Determine how many lines in the entries below include "дату". The reply should be that number and nothing else.
** START **
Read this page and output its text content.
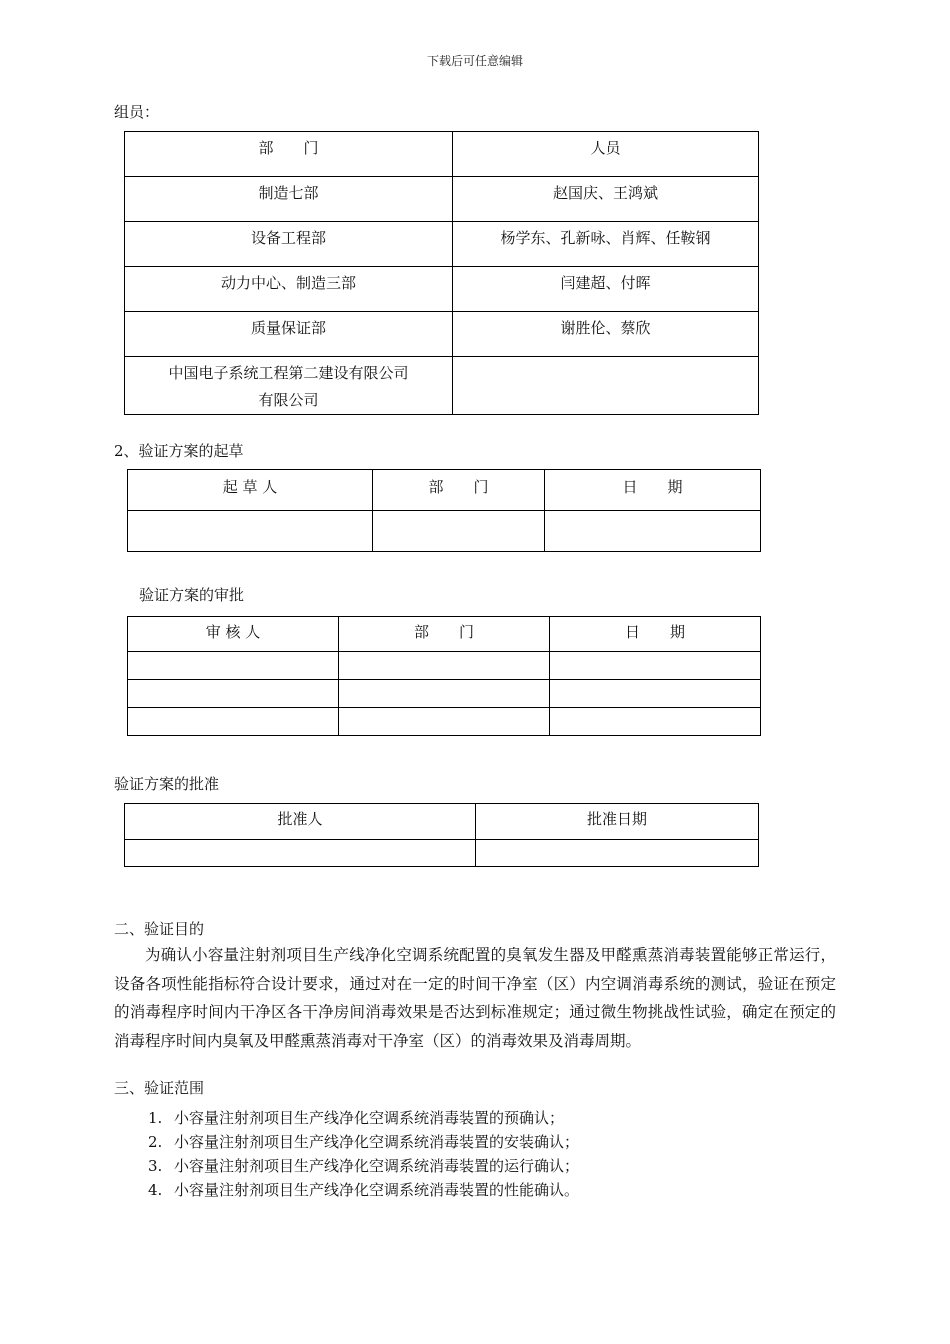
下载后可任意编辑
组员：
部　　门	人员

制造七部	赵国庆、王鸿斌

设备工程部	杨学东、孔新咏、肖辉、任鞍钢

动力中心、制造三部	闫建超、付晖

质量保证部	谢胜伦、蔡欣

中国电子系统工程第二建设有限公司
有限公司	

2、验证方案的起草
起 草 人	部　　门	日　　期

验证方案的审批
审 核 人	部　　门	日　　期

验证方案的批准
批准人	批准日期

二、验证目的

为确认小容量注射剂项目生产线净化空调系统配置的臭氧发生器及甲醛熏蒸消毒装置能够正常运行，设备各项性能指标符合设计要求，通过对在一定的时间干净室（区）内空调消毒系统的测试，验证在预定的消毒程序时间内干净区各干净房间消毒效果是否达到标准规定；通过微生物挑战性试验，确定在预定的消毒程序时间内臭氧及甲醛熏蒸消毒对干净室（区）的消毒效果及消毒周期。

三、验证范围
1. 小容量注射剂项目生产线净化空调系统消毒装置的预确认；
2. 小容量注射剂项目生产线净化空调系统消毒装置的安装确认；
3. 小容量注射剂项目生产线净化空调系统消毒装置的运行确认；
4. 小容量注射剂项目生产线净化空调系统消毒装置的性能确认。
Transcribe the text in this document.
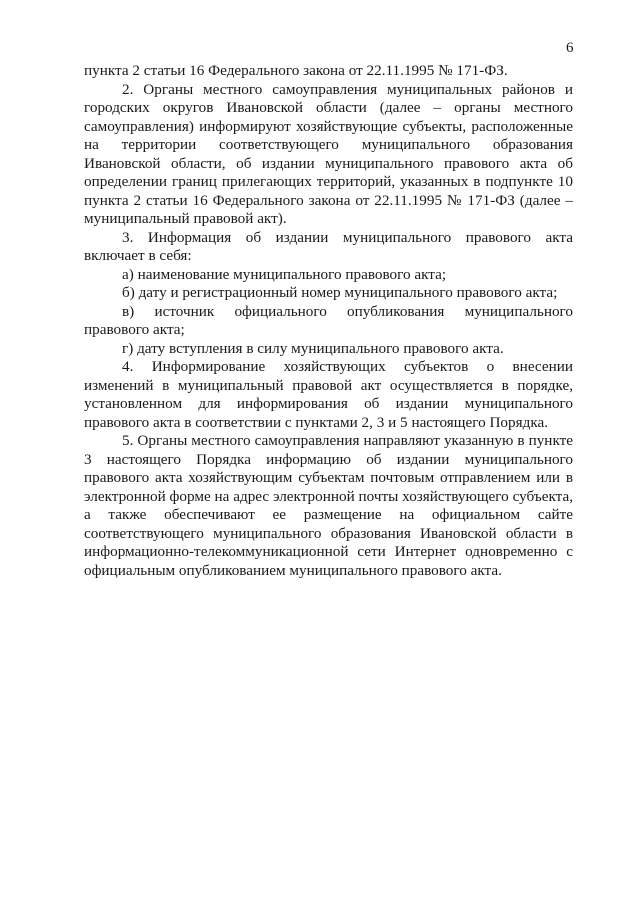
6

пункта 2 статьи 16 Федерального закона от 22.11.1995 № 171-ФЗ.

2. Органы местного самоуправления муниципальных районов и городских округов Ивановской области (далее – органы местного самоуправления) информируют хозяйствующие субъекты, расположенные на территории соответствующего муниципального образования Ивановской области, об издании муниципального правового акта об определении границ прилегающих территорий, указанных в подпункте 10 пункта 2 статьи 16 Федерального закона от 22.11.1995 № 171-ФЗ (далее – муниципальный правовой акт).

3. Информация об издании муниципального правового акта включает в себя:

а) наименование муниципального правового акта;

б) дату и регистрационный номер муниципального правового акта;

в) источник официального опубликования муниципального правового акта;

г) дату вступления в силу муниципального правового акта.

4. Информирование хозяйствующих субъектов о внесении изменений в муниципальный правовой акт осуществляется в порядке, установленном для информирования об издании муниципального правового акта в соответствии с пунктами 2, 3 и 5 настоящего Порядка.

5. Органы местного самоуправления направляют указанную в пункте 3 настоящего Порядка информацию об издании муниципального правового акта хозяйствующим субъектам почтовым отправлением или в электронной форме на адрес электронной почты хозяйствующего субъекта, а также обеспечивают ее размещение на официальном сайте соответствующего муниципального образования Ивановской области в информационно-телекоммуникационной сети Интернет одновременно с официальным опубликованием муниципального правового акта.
** END **
Exercise answer
2